Records shown ::
○ ○ ○ ○ ○ ○ ○

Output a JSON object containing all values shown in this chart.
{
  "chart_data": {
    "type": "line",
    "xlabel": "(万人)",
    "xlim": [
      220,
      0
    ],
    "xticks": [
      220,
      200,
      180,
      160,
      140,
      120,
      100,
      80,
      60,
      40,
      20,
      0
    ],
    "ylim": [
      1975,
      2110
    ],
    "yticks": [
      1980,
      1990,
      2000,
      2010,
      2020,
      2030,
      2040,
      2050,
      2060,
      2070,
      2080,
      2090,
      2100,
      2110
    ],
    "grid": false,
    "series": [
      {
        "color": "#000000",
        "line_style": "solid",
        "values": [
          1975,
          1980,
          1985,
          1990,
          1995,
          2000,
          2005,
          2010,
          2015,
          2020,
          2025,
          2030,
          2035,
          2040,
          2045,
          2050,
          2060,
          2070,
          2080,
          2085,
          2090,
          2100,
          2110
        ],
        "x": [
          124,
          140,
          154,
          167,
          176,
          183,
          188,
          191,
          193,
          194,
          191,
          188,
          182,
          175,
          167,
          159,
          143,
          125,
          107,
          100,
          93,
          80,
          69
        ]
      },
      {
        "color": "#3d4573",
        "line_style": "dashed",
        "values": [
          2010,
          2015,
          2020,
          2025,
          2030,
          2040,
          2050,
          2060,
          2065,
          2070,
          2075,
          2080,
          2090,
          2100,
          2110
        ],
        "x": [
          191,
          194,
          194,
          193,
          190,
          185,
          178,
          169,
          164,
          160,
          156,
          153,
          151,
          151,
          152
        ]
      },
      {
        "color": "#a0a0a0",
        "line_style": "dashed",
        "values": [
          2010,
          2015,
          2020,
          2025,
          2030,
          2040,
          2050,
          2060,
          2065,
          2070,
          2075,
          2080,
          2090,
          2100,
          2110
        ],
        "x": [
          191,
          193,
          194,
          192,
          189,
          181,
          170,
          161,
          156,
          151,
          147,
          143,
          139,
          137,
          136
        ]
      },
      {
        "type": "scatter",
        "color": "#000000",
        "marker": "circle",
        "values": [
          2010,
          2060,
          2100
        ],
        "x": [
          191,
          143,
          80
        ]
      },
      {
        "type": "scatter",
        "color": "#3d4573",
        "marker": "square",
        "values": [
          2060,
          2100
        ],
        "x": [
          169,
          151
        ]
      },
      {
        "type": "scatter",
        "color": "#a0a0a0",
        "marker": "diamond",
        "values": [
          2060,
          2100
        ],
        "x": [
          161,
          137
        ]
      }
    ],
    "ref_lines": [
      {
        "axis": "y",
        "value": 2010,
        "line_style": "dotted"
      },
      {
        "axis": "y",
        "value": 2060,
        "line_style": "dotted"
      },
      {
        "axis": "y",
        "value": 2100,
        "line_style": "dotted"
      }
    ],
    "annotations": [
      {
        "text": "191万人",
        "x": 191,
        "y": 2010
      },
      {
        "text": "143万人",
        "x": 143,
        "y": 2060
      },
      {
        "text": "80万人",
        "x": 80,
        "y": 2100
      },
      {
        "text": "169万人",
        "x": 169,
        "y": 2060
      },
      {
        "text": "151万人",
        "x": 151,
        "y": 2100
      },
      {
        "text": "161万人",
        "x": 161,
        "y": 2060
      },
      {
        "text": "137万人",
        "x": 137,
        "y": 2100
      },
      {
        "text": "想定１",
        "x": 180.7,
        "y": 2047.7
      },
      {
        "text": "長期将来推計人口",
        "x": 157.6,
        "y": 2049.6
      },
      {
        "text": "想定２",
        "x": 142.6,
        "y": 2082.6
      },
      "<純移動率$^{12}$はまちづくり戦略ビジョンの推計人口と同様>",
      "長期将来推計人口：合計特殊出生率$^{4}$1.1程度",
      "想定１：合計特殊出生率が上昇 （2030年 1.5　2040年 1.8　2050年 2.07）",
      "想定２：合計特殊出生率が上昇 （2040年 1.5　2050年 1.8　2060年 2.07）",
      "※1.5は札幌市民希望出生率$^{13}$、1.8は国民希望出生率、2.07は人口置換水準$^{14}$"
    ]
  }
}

○ ○ ○ ○ ○ ○ ○

Task objective :: Nothing should be changed: write out all of the data as is.

Solution to this task ::
Output a JSON object containing all values shown in this chart.
{
  "chart_data": {
    "type": "line",
    "xlabel": "(万人)",
    "xlim": [
      220,
      0
    ],
    "xticks": [
      220,
      200,
      180,
      160,
      140,
      120,
      100,
      80,
      60,
      40,
      20,
      0
    ],
    "ylim": [
      1975,
      2110
    ],
    "yticks": [
      1980,
      1990,
      2000,
      2010,
      2020,
      2030,
      2040,
      2050,
      2060,
      2070,
      2080,
      2090,
      2100,
      2110
    ],
    "grid": false,
    "series": [
      {
        "color": "#000000",
        "line_style": "solid",
        "values": [
          1975,
          1980,
          1985,
          1990,
          1995,
          2000,
          2005,
          2010,
          2015,
          2020,
          2025,
          2030,
          2035,
          2040,
          2045,
          2050,
          2060,
          2070,
          2080,
          2085,
          2090,
          2100,
          2110
        ],
        "x": [
          124,
          140,
          154,
          167,
          176,
          183,
          188,
          191,
          193,
          194,
          191,
          188,
          182,
          175,
          167,
          159,
          143,
          125,
          107,
          100,
          93,
          80,
          69
        ]
      },
      {
        "color": "#3d4573",
        "line_style": "dashed",
        "values": [
          2010,
          2015,
          2020,
          2025,
          2030,
          2040,
          2050,
          2060,
          2065,
          2070,
          2075,
          2080,
          2090,
          2100,
          2110
        ],
        "x": [
          191,
          194,
          194,
          193,
          190,
          185,
          178,
          169,
          164,
          160,
          156,
          153,
          151,
          151,
          152
        ]
      },
      {
        "color": "#a0a0a0",
        "line_style": "dashed",
        "values": [
          2010,
          2015,
          2020,
          2025,
          2030,
          2040,
          2050,
          2060,
          2065,
          2070,
          2075,
          2080,
          2090,
          2100,
          2110
        ],
        "x": [
          191,
          193,
          194,
          192,
          189,
          181,
          170,
          161,
          156,
          151,
          147,
          143,
          139,
          137,
          136
        ]
      },
      {
        "type": "scatter",
        "color": "#000000",
        "marker": "circle",
        "values": [
          2010,
          2060,
          2100
        ],
        "x": [
          191,
          143,
          80
        ]
      },
      {
        "type": "scatter",
        "color": "#3d4573",
        "marker": "square",
        "values": [
          2060,
          2100
        ],
        "x": [
          169,
          151
        ]
      },
      {
        "type": "scatter",
        "color": "#a0a0a0",
        "marker": "diamond",
        "values": [
          2060,
          2100
        ],
        "x": [
          161,
          137
        ]
      }
    ],
    "ref_lines": [
      {
        "axis": "y",
        "value": 2010,
        "line_style": "dotted"
      },
      {
        "axis": "y",
        "value": 2060,
        "line_style": "dotted"
      },
      {
        "axis": "y",
        "value": 2100,
        "line_style": "dotted"
      }
    ],
    "annotations": [
      {
        "text": "191万人",
        "x": 191,
        "y": 2010
      },
      {
        "text": "143万人",
        "x": 143,
        "y": 2060
      },
      {
        "text": "80万人",
        "x": 80,
        "y": 2100
      },
      {
        "text": "169万人",
        "x": 169,
        "y": 2060
      },
      {
        "text": "151万人",
        "x": 151,
        "y": 2100
      },
      {
        "text": "161万人",
        "x": 161,
        "y": 2060
      },
      {
        "text": "137万人",
        "x": 137,
        "y": 2100
      },
      {
        "text": "想定１",
        "x": 180.7,
        "y": 2047.7
      },
      {
        "text": "長期将来推計人口",
        "x": 157.6,
        "y": 2049.6
      },
      {
        "text": "想定２",
        "x": 142.6,
        "y": 2082.6
      },
      "<純移動率$^{12}$はまちづくり戦略ビジョンの推計人口と同様>",
      "長期将来推計人口：合計特殊出生率$^{4}$1.1程度",
      "想定１：合計特殊出生率が上昇 （2030年 1.5　2040年 1.8　2050年 2.07）",
      "想定２：合計特殊出生率が上昇 （2040年 1.5　2050年 1.8　2060年 2.07）",
      "※1.5は札幌市民希望出生率$^{13}$、1.8は国民希望出生率、2.07は人口置換水準$^{14}$"
    ]
  }
}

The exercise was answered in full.